__WHAT THE EXERCISE ASKS__. Tally up the lines where the string "Percentage" appears; reply with the number only.

__DATA SHOWN__.

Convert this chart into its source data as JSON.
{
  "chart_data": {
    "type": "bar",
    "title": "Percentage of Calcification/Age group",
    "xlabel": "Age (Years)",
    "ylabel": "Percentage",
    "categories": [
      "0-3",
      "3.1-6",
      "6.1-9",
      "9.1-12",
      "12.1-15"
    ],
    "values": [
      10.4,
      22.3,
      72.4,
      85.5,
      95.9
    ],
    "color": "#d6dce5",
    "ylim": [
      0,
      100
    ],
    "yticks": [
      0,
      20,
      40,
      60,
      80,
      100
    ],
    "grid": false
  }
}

__EXERCISE SOLUTION__. 2